Material provided -

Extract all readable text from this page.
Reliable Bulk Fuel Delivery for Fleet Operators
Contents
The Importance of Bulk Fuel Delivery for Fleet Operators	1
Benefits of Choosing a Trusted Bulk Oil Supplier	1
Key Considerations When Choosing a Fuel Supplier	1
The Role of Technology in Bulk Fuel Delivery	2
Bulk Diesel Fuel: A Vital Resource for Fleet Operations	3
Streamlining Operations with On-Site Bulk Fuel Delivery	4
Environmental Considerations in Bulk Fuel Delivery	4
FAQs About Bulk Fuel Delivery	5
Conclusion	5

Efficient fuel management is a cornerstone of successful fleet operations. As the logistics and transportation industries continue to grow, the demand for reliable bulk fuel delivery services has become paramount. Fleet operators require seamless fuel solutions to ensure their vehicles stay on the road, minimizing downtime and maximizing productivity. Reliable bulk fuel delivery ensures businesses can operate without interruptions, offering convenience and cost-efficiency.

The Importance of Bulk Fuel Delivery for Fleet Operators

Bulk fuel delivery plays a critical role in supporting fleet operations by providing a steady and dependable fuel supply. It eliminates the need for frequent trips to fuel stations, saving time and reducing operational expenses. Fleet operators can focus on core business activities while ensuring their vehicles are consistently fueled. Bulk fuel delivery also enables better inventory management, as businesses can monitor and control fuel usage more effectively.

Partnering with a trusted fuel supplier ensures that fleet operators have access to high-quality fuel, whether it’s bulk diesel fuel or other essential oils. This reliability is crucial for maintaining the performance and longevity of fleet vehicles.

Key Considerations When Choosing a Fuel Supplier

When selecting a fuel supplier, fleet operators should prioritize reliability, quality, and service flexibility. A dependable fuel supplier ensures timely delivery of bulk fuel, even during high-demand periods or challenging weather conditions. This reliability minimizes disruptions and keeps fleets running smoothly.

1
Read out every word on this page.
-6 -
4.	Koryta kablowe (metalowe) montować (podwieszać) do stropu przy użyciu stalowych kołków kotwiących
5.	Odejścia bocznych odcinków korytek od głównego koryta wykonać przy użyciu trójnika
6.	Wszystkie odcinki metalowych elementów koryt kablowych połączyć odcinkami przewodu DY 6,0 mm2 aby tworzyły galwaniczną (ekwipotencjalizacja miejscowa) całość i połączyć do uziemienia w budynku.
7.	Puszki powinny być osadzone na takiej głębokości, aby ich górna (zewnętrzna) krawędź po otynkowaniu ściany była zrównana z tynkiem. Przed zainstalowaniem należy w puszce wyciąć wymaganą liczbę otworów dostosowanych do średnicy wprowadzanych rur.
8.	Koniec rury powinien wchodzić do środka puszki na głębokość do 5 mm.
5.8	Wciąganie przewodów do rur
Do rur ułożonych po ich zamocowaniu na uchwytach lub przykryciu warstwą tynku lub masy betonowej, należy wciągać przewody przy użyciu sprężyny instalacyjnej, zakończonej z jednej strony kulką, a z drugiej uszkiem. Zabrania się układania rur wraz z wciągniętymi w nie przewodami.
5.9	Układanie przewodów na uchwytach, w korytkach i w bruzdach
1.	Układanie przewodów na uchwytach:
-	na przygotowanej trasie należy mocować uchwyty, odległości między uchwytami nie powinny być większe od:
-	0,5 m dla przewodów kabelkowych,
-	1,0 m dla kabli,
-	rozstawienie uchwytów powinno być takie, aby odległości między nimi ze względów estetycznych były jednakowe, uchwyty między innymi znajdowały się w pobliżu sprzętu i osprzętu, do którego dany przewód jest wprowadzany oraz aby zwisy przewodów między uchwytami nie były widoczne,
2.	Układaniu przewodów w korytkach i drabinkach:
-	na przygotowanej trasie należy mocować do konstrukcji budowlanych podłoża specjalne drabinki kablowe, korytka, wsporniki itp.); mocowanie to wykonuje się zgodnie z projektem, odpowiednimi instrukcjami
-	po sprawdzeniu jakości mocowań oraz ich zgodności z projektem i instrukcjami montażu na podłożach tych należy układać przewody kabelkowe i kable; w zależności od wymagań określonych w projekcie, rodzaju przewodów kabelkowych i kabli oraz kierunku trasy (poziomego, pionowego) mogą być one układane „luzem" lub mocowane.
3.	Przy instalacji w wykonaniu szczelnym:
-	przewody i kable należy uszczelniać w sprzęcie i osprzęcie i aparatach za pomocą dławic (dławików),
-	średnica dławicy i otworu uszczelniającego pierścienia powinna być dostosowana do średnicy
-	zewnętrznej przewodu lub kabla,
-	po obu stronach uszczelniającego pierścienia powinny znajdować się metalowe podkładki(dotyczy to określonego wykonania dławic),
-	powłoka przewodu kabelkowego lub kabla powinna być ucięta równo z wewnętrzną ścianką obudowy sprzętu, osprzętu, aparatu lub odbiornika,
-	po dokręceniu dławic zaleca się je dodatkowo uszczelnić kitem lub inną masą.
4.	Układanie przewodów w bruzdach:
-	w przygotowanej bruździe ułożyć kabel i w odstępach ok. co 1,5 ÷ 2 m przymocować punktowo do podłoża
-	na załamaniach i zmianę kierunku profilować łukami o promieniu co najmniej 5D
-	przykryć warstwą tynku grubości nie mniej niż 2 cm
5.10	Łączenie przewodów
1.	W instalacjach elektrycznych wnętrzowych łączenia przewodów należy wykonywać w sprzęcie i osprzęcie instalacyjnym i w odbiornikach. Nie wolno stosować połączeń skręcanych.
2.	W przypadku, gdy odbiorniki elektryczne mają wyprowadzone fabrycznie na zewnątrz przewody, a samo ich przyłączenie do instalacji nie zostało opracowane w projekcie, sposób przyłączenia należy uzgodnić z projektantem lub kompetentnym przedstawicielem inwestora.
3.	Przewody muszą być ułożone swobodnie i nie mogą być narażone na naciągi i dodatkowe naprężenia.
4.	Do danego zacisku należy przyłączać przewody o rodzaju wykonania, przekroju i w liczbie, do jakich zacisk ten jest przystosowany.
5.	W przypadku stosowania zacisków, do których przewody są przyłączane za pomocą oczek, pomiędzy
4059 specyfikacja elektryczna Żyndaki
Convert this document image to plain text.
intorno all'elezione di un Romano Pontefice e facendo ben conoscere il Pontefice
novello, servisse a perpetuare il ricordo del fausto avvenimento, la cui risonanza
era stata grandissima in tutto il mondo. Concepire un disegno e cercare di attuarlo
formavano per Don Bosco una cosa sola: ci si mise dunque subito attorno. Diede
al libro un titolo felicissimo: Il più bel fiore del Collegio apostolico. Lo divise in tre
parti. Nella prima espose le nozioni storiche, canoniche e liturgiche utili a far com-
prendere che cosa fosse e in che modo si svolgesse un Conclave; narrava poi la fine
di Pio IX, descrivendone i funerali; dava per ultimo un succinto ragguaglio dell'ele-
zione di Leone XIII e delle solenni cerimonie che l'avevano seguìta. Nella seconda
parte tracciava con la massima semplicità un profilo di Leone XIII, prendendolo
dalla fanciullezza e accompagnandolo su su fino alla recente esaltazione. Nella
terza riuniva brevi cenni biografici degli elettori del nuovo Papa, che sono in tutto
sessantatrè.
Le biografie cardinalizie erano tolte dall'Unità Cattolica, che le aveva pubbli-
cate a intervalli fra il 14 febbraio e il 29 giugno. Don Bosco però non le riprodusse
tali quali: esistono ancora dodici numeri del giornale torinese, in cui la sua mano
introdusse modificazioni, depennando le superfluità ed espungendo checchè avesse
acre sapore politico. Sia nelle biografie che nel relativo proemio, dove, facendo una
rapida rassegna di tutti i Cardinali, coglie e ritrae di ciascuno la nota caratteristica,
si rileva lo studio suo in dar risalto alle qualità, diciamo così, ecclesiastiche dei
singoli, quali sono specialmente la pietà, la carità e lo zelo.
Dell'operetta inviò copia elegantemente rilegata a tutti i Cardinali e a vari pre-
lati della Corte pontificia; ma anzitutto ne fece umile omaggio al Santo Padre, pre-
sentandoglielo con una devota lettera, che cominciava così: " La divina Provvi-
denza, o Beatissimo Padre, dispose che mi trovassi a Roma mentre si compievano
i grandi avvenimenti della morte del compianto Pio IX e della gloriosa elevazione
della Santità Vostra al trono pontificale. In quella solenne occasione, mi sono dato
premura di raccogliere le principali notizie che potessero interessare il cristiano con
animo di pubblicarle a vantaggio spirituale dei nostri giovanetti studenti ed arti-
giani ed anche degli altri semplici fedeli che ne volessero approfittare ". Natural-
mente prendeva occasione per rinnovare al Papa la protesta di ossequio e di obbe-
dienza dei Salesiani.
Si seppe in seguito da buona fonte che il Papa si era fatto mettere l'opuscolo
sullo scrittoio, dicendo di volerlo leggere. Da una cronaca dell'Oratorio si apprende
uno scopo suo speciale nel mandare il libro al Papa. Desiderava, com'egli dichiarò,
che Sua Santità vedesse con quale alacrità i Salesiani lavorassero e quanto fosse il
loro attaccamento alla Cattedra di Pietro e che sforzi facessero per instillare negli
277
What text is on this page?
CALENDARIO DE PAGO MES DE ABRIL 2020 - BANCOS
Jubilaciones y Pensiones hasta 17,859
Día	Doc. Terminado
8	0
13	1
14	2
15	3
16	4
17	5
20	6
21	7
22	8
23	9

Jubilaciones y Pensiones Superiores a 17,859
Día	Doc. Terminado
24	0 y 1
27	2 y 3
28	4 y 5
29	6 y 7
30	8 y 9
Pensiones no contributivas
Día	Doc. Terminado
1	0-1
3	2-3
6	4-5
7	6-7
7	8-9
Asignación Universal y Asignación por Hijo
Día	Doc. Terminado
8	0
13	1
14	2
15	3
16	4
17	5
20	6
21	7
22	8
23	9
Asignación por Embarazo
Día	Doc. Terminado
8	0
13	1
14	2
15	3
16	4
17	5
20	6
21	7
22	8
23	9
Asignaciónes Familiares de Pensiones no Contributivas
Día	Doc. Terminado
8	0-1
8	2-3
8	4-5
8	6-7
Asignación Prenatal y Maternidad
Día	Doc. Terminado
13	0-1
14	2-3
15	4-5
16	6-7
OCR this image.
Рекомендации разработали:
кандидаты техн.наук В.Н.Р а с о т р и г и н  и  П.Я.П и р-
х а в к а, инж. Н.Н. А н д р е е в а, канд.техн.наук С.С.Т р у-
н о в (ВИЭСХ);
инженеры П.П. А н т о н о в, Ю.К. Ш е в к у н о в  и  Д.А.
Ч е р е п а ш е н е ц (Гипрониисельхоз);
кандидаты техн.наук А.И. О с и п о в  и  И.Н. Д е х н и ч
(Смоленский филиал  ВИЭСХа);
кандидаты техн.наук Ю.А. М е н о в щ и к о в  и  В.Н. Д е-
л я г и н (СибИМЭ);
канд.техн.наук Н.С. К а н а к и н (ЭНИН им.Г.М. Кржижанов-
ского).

What is needed -
Restate word for word the lines from the one holding "OCR this image." to the end of the listing, both ends included, and nothing more.

Complete output -
OCR this image.
Рекомендации разработали:
кандидаты техн.наук В.Н.Р а с о т р и г и н  и  П.Я.П и р-
х а в к а, инж. Н.Н. А н д р е е в а, канд.техн.наук С.С.Т р у-
н о в (ВИЭСХ);
инженеры П.П. А н т о н о в, Ю.К. Ш е в к у н о в  и  Д.А.
Ч е р е п а ш е н е ц (Гипрониисельхоз);
кандидаты техн.наук А.И. О с и п о в  и  И.Н. Д е х н и ч
(Смоленский филиал  ВИЭСХа);
кандидаты техн.наук Ю.А. М е н о в щ и к о в  и  В.Н. Д е-
л я г и н (СибИМЭ);
канд.техн.наук Н.С. К а н а к и н (ЭНИН им.Г.М. Кржижанов-
ского).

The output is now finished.